Description of the task:
Reproduce all the material exactly, minus any pictures it holds.
· · · · · · ·
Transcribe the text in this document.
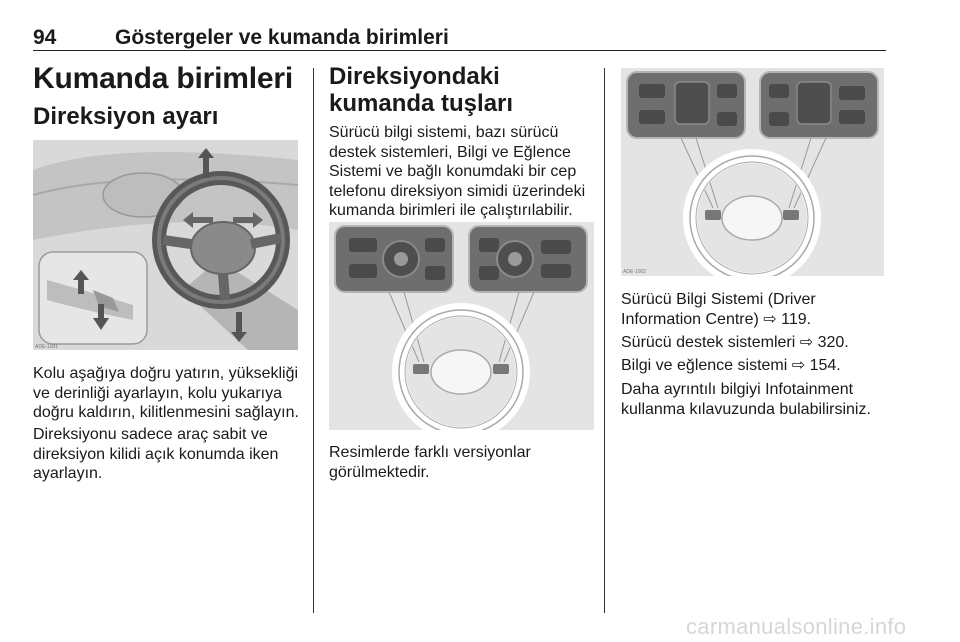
94	Göstergeler ve kumanda birimleri
Kumanda birimleri
Direksiyon ayarı
ADE-1001

Kolu aşağıya doğru yatırın, yüksekliği ve derinliği ayarlayın, kolu yukarıya doğru kaldırın, kilitlenmesini sağlayın.

Direksiyonu sadece araç sabit ve direksiyon kilidi açık konumda iken ayarlayın.

Direksiyondaki kumanda tuşları

Sürücü bilgi sistemi, bazı sürücü destek sistemleri, Bilgi ve Eğlence Sistemi ve bağlı konumdaki bir cep telefonu direksiyon simidi üzerindeki kumanda birimleri ile çalıştırılabilir.

Resimlerde farklı versiyonlar görülmektedir.

ADE-1002

Sürücü Bilgi Sistemi (Driver Information Centre) ⇨ 119.

Sürücü destek sistemleri ⇨ 320.

Bilgi ve eğlence sistemi ⇨ 154.

Daha ayrıntılı bilgiyi Infotainment kullanma kılavuzunda bulabilirsiniz.

carmanualsonline.info
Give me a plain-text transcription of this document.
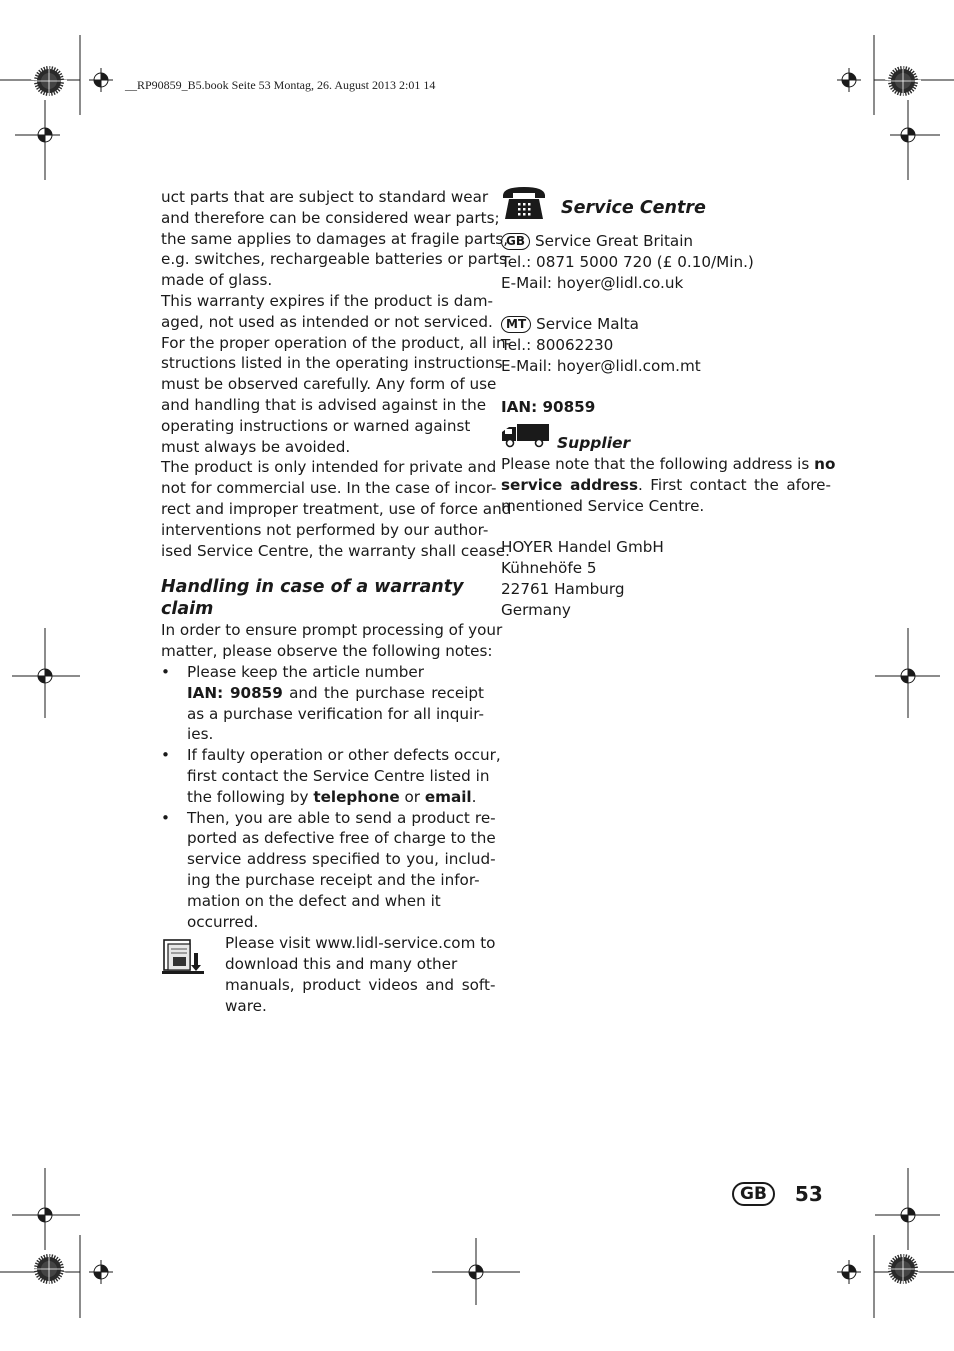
__RP90859_B5.book Seite 53 Montag, 26. August 2013 2:01 14

uct parts that are subject to standard wear

and therefore can be considered wear parts;

the same applies to damages at fragile parts,

e.g. switches, rechargeable batteries or parts

made of glass.

This warranty expires if the product is dam-

aged, not used as intended or not serviced.

For the proper operation of the product, all in-

structions listed in the operating instructions

must be observed carefully. Any form of use

and handling that is advised against in the

operating instructions or warned against

must always be avoided.

The product is only intended for private and

not for commercial use. In the case of incor-

rect and improper treatment, use of force and

interventions not performed by our author-

ised Service Centre, the warranty shall cease.

Handling in case of a warranty
claim

In order to ensure prompt processing of your

matter, please observe the following notes:

•	Please keep the article number

IAN: 90859 and the purchase receipt

as a purchase verification for all inquir-

ies.

•	If faulty operation or other defects occur,

first contact the Service Centre listed in

the following by telephone or email.

•	Then, you are able to send a product re-

ported as defective free of charge to the

service address specified to you, includ-

ing the purchase receipt and the infor-

mation on the defect and when it

occurred.

Please visit www.lidl-service.com to

download this and many other

manuals, product videos and soft-

ware.

Service Centre

GB Service Great Britain

Tel.: 0871 5000 720 (£ 0.10/Min.)

E-Mail: hoyer@lidl.co.uk

MT Service Malta

Tel.: 80062230

E-Mail: hoyer@lidl.com.mt

IAN: 90859

Supplier

Please note that the following address is no

service address. First contact the afore-

mentioned Service Centre.

HOYER Handel GmbH

Kühnehöfe 5

22761 Hamburg

Germany

GB	53
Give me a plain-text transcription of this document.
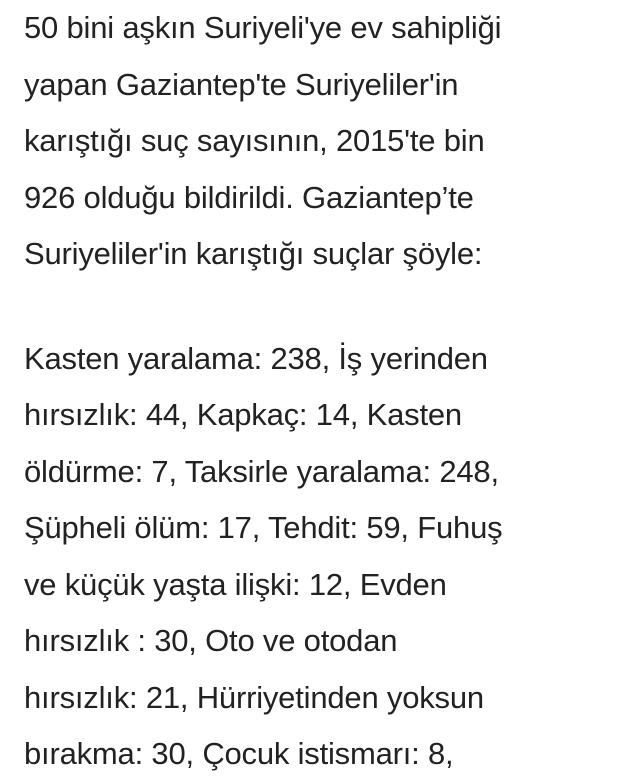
50 bini aşkın Suriyeli'ye ev sahipliği
yapan Gaziantep'te Suriyeliler'in
karıştığı suç sayısının, 2015'te bin
926 olduğu bildirildi. Gaziantep’te
Suriyeliler'in karıştığı suçlar şöyle:

Kasten yaralama: 238, İş yerinden
hırsızlık: 44, Kapkaç: 14, Kasten
öldürme: 7, Taksirle yaralama: 248,
Şüpheli ölüm: 17, Tehdit: 59, Fuhuş
ve küçük yaşta ilişki: 12, Evden
hırsızlık : 30, Oto ve otodan
hırsızlık: 21, Hürriyetinden yoksun
bırakma: 30, Çocuk istismarı: 8,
· · · · · · ·
Answer below:
Transcribe the text in this document.
94	Göstergeler ve kumanda birimleri
Kumanda birimleri
Direksiyon ayarı
ADE-1001

Kolu aşağıya doğru yatırın, yüksekliği ve derinliği ayarlayın, kolu yukarıya doğru kaldırın, kilitlenmesini sağlayın.

Direksiyonu sadece araç sabit ve direksiyon kilidi açık konumda iken ayarlayın.

Direksiyondaki kumanda tuşları

Sürücü bilgi sistemi, bazı sürücü destek sistemleri, Bilgi ve Eğlence Sistemi ve bağlı konumdaki bir cep telefonu direksiyon simidi üzerindeki kumanda birimleri ile çalıştırılabilir.

Resimlerde farklı versiyonlar görülmektedir.

ADE-1002

Sürücü Bilgi Sistemi (Driver Information Centre) ⇨ 119.

Sürücü destek sistemleri ⇨ 320.

Bilgi ve eğlence sistemi ⇨ 154.

Daha ayrıntılı bilgiyi Infotainment kullanma kılavuzunda bulabilirsiniz.

carmanualsonline.info
Give me a plain-text transcription of this document.
__RP90859_B5.book Seite 53 Montag, 26. August 2013 2:01 14

uct parts that are subject to standard wear

and therefore can be considered wear parts;

the same applies to damages at fragile parts,

e.g. switches, rechargeable batteries or parts

made of glass.

This warranty expires if the product is dam-

aged, not used as intended or not serviced.

For the proper operation of the product, all in-

structions listed in the operating instructions

must be observed carefully. Any form of use

and handling that is advised against in the

operating instructions or warned against

must always be avoided.

The product is only intended for private and

not for commercial use. In the case of incor-

rect and improper treatment, use of force and

interventions not performed by our author-

ised Service Centre, the warranty shall cease.

Handling in case of a warranty
claim

In order to ensure prompt processing of your

matter, please observe the following notes:

•	Please keep the article number

IAN: 90859 and the purchase receipt

as a purchase verification for all inquir-

ies.

•	If faulty operation or other defects occur,

first contact the Service Centre listed in

the following by telephone or email.

•	Then, you are able to send a product re-

ported as defective free of charge to the

service address specified to you, includ-

ing the purchase receipt and the infor-

mation on the defect and when it

occurred.

Please visit www.lidl-service.com to

download this and many other

manuals, product videos and soft-

ware.

Service Centre

GB Service Great Britain

Tel.: 0871 5000 720 (£ 0.10/Min.)

E-Mail: hoyer@lidl.co.uk

MT Service Malta

Tel.: 80062230

E-Mail: hoyer@lidl.com.mt

IAN: 90859

Supplier

Please note that the following address is no

service address. First contact the afore-

mentioned Service Centre.

HOYER Handel GmbH

Kühnehöfe 5

22761 Hamburg

Germany

GB	53
Give me a plain-text transcription of this document.
50 bini aşkın Suriyeli'ye ev sahipliği
yapan Gaziantep'te Suriyeliler'in
karıştığı suç sayısının, 2015'te bin
926 olduğu bildirildi. Gaziantep’te
Suriyeliler'in karıştığı suçlar şöyle:

Kasten yaralama: 238, İş yerinden
hırsızlık: 44, Kapkaç: 14, Kasten
öldürme: 7, Taksirle yaralama: 248,
Şüpheli ölüm: 17, Tehdit: 59, Fuhuş
ve küçük yaşta ilişki: 12, Evden
hırsızlık : 30, Oto ve otodan
hırsızlık: 21, Hürriyetinden yoksun
bırakma: 30, Çocuk istismarı: 8,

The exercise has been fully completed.